(PROBLEM TO SOLVE): Find the line containing "Extract the structured". Reproduce it and every line after it up to the end of the records, exactly as written.

===== MATERIAL PROVIDED

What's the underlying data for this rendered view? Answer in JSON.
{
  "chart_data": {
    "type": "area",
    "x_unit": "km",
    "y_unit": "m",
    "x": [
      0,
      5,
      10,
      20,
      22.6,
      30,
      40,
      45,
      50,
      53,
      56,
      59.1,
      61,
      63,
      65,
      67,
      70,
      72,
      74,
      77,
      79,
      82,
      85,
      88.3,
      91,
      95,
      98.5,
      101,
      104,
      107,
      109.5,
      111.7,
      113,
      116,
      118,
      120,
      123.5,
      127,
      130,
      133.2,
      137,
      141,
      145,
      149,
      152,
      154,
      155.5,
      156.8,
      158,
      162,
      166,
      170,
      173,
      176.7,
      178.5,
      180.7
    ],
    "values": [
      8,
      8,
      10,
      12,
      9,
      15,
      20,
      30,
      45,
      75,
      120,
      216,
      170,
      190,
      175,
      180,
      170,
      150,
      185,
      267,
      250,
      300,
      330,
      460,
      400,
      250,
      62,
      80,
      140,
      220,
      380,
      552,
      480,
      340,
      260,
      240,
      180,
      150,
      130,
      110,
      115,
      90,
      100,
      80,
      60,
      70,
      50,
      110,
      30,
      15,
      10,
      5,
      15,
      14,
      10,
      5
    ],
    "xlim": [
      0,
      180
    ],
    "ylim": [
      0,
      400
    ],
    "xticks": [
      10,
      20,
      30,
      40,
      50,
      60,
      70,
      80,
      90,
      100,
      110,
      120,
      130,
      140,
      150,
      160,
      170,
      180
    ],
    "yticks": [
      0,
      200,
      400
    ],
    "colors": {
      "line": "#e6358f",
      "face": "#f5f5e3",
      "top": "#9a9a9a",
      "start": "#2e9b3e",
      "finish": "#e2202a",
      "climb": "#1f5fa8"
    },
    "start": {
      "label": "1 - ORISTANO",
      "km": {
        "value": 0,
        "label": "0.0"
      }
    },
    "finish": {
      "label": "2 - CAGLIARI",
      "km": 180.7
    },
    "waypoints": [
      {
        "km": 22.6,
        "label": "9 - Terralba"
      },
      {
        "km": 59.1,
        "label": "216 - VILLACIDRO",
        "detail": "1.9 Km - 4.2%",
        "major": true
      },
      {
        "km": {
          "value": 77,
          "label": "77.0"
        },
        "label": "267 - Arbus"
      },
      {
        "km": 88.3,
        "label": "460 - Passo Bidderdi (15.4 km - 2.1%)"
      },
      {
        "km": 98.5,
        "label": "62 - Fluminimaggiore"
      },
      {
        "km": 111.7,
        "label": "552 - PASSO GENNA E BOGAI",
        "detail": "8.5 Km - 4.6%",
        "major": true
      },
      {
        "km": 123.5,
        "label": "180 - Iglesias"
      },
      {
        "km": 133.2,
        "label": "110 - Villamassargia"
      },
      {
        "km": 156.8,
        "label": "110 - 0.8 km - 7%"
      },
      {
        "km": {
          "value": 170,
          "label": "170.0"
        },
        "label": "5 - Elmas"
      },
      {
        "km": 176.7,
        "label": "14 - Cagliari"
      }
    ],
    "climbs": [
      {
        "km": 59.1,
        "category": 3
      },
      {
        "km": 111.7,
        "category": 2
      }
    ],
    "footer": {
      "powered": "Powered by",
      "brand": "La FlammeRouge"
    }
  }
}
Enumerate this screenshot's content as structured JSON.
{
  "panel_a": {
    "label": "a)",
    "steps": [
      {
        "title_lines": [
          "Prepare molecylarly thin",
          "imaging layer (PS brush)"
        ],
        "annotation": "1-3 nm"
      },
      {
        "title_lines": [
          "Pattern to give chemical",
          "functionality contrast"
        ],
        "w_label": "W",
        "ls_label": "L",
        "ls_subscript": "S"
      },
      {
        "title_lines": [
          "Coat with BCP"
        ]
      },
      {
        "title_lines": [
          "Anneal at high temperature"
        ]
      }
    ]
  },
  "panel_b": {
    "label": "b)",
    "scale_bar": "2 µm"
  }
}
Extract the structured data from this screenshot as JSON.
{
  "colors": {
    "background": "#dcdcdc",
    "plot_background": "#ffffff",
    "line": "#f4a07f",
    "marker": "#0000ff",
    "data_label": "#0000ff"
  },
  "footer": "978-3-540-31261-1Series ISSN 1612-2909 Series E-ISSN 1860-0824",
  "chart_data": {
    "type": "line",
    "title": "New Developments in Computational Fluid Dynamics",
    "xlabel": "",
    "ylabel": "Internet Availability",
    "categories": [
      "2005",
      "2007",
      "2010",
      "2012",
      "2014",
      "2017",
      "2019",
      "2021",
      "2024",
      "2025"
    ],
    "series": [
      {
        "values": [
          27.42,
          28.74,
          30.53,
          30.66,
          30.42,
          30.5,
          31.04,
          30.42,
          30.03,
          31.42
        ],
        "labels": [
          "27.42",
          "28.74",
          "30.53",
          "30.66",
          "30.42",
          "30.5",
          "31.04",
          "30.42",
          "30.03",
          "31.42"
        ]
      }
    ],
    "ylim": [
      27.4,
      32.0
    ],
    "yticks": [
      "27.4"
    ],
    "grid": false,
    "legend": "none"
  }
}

==========

(WRITTEN ANSWER):
Extract the structured data from this screenshot as JSON.
{
  "colors": {
    "background": "#dcdcdc",
    "plot_background": "#ffffff",
    "line": "#f4a07f",
    "marker": "#0000ff",
    "data_label": "#0000ff"
  },
  "footer": "978-3-540-31261-1Series ISSN 1612-2909 Series E-ISSN 1860-0824",
  "chart_data": {
    "type": "line",
    "title": "New Developments in Computational Fluid Dynamics",
    "xlabel": "",
    "ylabel": "Internet Availability",
    "categories": [
      "2005",
      "2007",
      "2010",
      "2012",
      "2014",
      "2017",
      "2019",
      "2021",
      "2024",
      "2025"
    ],
    "series": [
      {
        "values": [
          27.42,
          28.74,
          30.53,
          30.66,
          30.42,
          30.5,
          31.04,
          30.42,
          30.03,
          31.42
        ],
        "labels": [
          "27.42",
          "28.74",
          "30.53",
          "30.66",
          "30.42",
          "30.5",
          "31.04",
          "30.42",
          "30.03",
          "31.42"
        ]
      }
    ],
    "ylim": [
      27.4,
      32.0
    ],
    "yticks": [
      "27.4"
    ],
    "grid": false,
    "legend": "none"
  }
}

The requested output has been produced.